— Start —

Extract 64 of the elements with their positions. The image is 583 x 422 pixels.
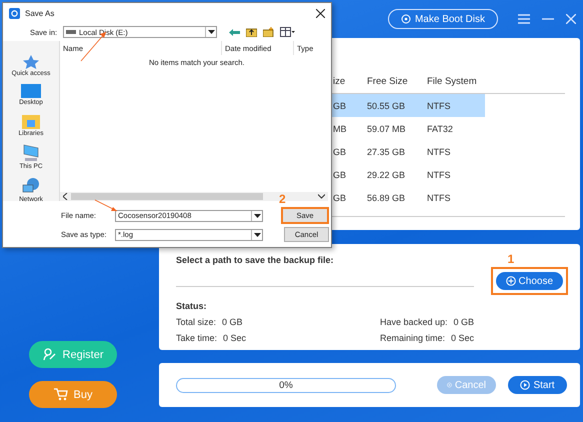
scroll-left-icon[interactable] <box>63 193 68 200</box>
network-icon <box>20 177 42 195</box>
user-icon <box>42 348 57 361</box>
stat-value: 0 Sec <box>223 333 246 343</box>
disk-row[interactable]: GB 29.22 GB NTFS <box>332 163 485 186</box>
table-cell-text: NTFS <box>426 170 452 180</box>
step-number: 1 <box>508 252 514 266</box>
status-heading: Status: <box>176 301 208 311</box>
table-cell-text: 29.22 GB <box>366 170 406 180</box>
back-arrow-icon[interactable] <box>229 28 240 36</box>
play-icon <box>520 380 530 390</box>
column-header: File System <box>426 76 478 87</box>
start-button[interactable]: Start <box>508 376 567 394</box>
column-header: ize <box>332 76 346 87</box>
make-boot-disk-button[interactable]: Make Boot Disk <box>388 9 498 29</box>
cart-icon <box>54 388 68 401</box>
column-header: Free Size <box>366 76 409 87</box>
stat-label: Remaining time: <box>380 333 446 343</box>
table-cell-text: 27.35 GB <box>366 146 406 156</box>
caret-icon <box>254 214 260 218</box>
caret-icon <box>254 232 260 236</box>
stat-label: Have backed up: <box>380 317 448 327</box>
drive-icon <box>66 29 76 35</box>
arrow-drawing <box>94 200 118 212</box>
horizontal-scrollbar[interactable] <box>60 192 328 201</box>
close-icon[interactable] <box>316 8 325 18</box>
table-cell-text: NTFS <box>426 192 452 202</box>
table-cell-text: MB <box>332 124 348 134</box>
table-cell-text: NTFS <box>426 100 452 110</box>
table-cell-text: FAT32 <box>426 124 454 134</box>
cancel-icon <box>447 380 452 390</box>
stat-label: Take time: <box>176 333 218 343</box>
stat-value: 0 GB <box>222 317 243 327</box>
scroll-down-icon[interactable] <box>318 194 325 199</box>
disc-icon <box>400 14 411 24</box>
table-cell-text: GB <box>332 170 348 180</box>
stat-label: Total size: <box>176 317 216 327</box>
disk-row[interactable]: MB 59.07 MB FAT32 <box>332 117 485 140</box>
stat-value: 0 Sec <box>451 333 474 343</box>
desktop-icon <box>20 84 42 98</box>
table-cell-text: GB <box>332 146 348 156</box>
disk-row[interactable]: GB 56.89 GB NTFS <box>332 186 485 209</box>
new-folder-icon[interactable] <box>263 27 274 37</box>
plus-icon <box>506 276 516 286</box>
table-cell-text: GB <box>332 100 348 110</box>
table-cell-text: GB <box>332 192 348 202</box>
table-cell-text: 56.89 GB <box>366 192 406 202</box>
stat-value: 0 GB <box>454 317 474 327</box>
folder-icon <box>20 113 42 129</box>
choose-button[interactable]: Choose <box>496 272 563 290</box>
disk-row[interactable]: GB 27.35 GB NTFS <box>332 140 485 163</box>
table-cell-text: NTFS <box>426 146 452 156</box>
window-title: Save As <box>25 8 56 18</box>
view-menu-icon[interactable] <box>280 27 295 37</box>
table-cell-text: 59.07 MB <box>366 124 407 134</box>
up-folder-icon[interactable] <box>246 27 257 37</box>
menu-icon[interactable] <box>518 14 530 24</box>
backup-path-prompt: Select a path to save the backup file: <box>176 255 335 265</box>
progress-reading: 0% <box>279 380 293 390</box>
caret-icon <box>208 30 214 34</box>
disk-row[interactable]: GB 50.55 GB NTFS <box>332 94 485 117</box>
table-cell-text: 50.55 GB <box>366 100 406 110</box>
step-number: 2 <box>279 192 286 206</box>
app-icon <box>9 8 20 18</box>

— End —

▶ **Set problem**
Render the lines from the one containing "scroll-left-icon[interactable] <box>63 193" through the one containing "drive-icon <box>66 29 76 35</box>" as a Markdown table with the columns Row and Line, leaving out any blank lines.

▶ **Complete answer**
| Row | Line |
|---|---|
| 1 | scroll-left-icon[interactable] <box>63 193 68 200</box> |
| 2 | network-icon <box>20 177 42 195</box> |
| 3 | user-icon <box>42 348 57 361</box> |
| 4 | stat-value: 0 Sec <box>223 333 246 343</box> |
| 5 | disk-row[interactable]: GB 29.22 GB NTFS <box>332 163 485 186</box> |
| 6 | table-cell-text: NTFS <box>426 170 452 180</box> |
| 7 | step-number: 1 <box>508 252 514 266</box> |
| 8 | status-heading: Status: <box>176 301 208 311</box> |
| 9 | table-cell-text: 29.22 GB <box>366 170 406 180</box> |
| 10 | back-arrow-icon[interactable] <box>229 28 240 36</box> |
| 11 | play-icon <box>520 380 530 390</box> |
| 12 | column-header: File System <box>426 76 478 87</box> |
| 13 | start-button[interactable]: Start <box>508 376 567 394</box> |
| 14 | column-header: ize <box>332 76 346 87</box> |
| 15 | make-boot-disk-button[interactable]: Make Boot Disk <box>388 9 498 29</box> |
| 16 | cart-icon <box>54 388 68 401</box> |
| 17 | column-header: Free Size <box>366 76 409 87</box> |
| 18 | stat-label: Remaining time: <box>380 333 446 343</box> |
| 19 | table-cell-text: 27.35 GB <box>366 146 406 156</box> |
| 20 | caret-icon <box>254 214 260 218</box> |
| 21 | caret-icon <box>254 232 260 236</box> |
| 22 | stat-label: Have backed up: <box>380 317 448 327</box> |
| 23 | drive-icon <box>66 29 76 35</box> |